# Data entries for graphics

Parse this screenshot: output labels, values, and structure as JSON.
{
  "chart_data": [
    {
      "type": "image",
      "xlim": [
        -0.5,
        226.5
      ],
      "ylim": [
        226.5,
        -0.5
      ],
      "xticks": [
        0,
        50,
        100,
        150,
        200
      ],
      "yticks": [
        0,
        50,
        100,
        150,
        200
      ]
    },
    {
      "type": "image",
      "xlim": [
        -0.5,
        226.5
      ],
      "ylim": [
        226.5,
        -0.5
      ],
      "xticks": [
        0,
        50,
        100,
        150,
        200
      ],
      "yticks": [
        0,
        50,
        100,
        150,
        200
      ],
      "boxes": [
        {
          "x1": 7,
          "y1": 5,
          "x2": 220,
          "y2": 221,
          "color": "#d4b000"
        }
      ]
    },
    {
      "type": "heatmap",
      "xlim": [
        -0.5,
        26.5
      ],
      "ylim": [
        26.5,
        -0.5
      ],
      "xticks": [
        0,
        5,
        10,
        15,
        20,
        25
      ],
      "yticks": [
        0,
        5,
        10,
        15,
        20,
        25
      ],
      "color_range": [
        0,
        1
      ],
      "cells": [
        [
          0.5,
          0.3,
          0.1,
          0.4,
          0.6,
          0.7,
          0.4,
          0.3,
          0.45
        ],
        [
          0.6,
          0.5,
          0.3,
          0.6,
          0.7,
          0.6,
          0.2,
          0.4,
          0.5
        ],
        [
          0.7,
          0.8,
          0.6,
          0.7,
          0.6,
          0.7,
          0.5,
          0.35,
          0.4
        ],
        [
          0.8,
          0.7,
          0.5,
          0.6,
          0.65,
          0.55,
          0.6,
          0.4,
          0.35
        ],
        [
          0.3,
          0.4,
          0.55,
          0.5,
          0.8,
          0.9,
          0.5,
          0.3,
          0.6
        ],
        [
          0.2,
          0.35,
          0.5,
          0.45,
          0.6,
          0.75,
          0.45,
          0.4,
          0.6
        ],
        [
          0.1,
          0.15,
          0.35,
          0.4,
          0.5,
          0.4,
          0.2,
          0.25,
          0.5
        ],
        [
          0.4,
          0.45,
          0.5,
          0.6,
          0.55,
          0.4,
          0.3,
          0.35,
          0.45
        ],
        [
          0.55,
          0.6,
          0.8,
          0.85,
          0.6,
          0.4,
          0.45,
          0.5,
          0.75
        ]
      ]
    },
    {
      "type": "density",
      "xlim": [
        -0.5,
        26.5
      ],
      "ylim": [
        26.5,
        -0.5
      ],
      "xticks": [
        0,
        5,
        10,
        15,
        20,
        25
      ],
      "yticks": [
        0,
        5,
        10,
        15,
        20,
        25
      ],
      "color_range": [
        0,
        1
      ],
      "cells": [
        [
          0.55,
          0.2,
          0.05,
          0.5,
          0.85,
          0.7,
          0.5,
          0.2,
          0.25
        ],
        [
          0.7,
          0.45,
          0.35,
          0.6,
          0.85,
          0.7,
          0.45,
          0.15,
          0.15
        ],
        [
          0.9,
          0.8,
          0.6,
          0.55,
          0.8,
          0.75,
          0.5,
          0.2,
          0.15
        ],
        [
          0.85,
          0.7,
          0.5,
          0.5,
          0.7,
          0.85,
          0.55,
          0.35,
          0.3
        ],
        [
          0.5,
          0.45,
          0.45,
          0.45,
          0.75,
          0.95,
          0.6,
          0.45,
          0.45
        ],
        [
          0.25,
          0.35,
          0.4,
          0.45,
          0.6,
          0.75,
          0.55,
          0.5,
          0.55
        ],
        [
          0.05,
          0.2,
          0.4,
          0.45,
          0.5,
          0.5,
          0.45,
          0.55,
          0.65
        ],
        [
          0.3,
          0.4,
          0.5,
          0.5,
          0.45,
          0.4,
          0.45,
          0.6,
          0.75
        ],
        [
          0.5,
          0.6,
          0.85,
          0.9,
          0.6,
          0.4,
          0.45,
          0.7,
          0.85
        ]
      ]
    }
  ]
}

# Aim of the exercise
Return each entry from above without altering a single character.

# Finished task
Parse this screenshot: output labels, values, and structure as JSON.
{
  "chart_data": [
    {
      "type": "image",
      "xlim": [
        -0.5,
        226.5
      ],
      "ylim": [
        226.5,
        -0.5
      ],
      "xticks": [
        0,
        50,
        100,
        150,
        200
      ],
      "yticks": [
        0,
        50,
        100,
        150,
        200
      ]
    },
    {
      "type": "image",
      "xlim": [
        -0.5,
        226.5
      ],
      "ylim": [
        226.5,
        -0.5
      ],
      "xticks": [
        0,
        50,
        100,
        150,
        200
      ],
      "yticks": [
        0,
        50,
        100,
        150,
        200
      ],
      "boxes": [
        {
          "x1": 7,
          "y1": 5,
          "x2": 220,
          "y2": 221,
          "color": "#d4b000"
        }
      ]
    },
    {
      "type": "heatmap",
      "xlim": [
        -0.5,
        26.5
      ],
      "ylim": [
        26.5,
        -0.5
      ],
      "xticks": [
        0,
        5,
        10,
        15,
        20,
        25
      ],
      "yticks": [
        0,
        5,
        10,
        15,
        20,
        25
      ],
      "color_range": [
        0,
        1
      ],
      "cells": [
        [
          0.5,
          0.3,
          0.1,
          0.4,
          0.6,
          0.7,
          0.4,
          0.3,
          0.45
        ],
        [
          0.6,
          0.5,
          0.3,
          0.6,
          0.7,
          0.6,
          0.2,
          0.4,
          0.5
        ],
        [
          0.7,
          0.8,
          0.6,
          0.7,
          0.6,
          0.7,
          0.5,
          0.35,
          0.4
        ],
        [
          0.8,
          0.7,
          0.5,
          0.6,
          0.65,
          0.55,
          0.6,
          0.4,
          0.35
        ],
        [
          0.3,
          0.4,
          0.55,
          0.5,
          0.8,
          0.9,
          0.5,
          0.3,
          0.6
        ],
        [
          0.2,
          0.35,
          0.5,
          0.45,
          0.6,
          0.75,
          0.45,
          0.4,
          0.6
        ],
        [
          0.1,
          0.15,
          0.35,
          0.4,
          0.5,
          0.4,
          0.2,
          0.25,
          0.5
        ],
        [
          0.4,
          0.45,
          0.5,
          0.6,
          0.55,
          0.4,
          0.3,
          0.35,
          0.45
        ],
        [
          0.55,
          0.6,
          0.8,
          0.85,
          0.6,
          0.4,
          0.45,
          0.5,
          0.75
        ]
      ]
    },
    {
      "type": "density",
      "xlim": [
        -0.5,
        26.5
      ],
      "ylim": [
        26.5,
        -0.5
      ],
      "xticks": [
        0,
        5,
        10,
        15,
        20,
        25
      ],
      "yticks": [
        0,
        5,
        10,
        15,
        20,
        25
      ],
      "color_range": [
        0,
        1
      ],
      "cells": [
        [
          0.55,
          0.2,
          0.05,
          0.5,
          0.85,
          0.7,
          0.5,
          0.2,
          0.25
        ],
        [
          0.7,
          0.45,
          0.35,
          0.6,
          0.85,
          0.7,
          0.45,
          0.15,
          0.15
        ],
        [
          0.9,
          0.8,
          0.6,
          0.55,
          0.8,
          0.75,
          0.5,
          0.2,
          0.15
        ],
        [
          0.85,
          0.7,
          0.5,
          0.5,
          0.7,
          0.85,
          0.55,
          0.35,
          0.3
        ],
        [
          0.5,
          0.45,
          0.45,
          0.45,
          0.75,
          0.95,
          0.6,
          0.45,
          0.45
        ],
        [
          0.25,
          0.35,
          0.4,
          0.45,
          0.6,
          0.75,
          0.55,
          0.5,
          0.55
        ],
        [
          0.05,
          0.2,
          0.4,
          0.45,
          0.5,
          0.5,
          0.45,
          0.55,
          0.65
        ],
        [
          0.3,
          0.4,
          0.5,
          0.5,
          0.45,
          0.4,
          0.45,
          0.6,
          0.75
        ],
        [
          0.5,
          0.6,
          0.85,
          0.9,
          0.6,
          0.4,
          0.45,
          0.7,
          0.85
        ]
      ]
    }
  ]
}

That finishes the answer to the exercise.